Exercise: Copy each line of the material below that includes the string "tabblad".

***

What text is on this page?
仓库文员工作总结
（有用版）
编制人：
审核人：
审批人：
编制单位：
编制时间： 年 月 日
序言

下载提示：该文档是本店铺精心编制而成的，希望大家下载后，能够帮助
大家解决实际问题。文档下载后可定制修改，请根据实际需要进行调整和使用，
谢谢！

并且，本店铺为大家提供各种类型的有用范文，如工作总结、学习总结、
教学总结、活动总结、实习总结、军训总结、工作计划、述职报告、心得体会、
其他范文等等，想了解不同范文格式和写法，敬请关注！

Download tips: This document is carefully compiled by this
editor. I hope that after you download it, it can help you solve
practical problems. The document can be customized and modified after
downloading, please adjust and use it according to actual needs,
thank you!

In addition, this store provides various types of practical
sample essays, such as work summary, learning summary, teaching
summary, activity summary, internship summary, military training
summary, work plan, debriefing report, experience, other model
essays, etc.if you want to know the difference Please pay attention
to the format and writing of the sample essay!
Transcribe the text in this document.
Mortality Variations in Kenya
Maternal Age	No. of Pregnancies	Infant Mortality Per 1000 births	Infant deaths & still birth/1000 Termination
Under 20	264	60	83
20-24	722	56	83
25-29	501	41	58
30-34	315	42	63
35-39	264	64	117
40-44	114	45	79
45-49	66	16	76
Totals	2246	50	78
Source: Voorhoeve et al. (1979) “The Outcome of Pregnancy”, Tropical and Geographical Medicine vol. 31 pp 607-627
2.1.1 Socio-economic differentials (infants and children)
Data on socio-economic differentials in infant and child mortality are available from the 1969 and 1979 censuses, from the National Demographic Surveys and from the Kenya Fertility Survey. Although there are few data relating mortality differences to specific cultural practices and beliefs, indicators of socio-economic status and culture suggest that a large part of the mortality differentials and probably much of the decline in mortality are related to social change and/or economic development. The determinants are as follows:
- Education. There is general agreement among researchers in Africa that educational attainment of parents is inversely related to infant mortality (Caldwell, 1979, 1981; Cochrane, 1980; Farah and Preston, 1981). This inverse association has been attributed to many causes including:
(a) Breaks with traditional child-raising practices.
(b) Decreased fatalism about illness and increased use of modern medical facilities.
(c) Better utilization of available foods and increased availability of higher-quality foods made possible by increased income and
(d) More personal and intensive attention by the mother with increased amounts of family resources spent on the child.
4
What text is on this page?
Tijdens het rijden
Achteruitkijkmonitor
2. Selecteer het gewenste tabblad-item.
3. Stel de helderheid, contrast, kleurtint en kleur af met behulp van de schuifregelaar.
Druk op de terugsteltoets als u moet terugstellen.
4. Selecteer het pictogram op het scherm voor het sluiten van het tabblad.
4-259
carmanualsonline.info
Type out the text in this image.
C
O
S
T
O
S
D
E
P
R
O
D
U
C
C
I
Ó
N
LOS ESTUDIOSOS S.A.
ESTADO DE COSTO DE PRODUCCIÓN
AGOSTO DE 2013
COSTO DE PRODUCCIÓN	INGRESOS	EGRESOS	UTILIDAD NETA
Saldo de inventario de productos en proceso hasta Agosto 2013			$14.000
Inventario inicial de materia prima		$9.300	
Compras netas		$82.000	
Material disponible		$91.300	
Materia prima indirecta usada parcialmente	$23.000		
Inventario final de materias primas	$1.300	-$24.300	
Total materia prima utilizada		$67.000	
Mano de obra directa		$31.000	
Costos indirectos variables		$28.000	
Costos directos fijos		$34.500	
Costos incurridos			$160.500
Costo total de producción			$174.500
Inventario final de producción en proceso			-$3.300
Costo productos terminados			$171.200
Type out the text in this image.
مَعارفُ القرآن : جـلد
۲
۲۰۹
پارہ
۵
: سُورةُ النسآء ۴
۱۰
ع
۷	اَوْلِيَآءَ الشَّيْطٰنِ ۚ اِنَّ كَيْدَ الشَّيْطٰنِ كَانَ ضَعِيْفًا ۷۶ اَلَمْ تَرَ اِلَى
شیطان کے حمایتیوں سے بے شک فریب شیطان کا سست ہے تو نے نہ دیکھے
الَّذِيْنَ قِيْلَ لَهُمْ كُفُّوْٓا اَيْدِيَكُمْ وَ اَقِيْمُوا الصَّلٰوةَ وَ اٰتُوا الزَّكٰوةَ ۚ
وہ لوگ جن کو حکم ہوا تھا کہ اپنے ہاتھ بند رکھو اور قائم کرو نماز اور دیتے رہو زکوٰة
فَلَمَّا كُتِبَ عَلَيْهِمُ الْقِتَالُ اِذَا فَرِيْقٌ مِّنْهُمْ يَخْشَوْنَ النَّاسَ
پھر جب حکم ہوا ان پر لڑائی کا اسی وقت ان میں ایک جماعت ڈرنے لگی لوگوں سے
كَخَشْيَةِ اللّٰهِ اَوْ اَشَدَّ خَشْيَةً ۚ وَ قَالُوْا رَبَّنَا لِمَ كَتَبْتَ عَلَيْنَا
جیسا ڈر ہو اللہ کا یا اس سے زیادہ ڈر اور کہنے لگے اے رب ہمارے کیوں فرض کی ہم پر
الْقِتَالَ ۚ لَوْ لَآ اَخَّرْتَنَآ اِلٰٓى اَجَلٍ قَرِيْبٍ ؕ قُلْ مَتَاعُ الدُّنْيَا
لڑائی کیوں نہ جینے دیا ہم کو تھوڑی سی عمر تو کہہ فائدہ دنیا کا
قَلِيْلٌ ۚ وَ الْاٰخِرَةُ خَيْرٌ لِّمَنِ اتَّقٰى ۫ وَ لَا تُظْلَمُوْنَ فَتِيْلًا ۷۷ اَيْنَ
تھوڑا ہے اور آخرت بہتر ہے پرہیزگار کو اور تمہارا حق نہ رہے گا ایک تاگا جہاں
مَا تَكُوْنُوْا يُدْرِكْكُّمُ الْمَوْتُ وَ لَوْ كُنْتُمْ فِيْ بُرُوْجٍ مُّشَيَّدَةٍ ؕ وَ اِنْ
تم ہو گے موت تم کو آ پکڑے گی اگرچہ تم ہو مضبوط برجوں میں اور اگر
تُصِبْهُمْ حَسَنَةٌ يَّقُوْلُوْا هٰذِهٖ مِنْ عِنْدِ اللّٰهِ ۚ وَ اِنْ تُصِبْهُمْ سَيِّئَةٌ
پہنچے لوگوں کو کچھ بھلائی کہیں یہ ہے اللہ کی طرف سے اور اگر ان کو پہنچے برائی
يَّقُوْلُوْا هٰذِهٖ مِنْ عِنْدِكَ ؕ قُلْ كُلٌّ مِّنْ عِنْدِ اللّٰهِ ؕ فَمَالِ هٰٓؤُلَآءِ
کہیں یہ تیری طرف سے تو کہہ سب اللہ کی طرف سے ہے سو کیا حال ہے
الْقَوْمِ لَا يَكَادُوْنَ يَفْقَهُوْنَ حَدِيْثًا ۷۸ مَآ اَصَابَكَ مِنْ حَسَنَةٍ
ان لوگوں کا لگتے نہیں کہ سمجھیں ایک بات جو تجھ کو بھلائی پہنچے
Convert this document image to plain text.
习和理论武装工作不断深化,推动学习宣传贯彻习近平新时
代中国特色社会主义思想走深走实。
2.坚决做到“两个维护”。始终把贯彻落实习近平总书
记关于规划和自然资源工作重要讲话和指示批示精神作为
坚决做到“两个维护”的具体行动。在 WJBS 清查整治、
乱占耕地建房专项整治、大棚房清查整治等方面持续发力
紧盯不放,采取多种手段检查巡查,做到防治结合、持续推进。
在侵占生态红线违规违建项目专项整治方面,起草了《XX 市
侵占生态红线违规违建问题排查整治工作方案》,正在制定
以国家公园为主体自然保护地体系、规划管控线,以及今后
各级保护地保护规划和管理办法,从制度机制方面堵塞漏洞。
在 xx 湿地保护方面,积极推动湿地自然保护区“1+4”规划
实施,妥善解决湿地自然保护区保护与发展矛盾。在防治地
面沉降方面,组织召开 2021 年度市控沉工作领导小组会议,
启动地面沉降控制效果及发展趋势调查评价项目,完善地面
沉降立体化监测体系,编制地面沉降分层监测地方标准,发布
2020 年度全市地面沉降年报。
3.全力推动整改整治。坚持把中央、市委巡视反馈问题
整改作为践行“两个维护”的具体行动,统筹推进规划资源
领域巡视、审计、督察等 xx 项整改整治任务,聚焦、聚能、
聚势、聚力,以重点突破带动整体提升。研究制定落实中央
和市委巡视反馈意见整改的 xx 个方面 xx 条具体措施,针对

***

Response:
2. Selecteer het gewenste tabblad-item.
4. Selecteer het pictogram op het scherm voor het sluiten van het tabblad.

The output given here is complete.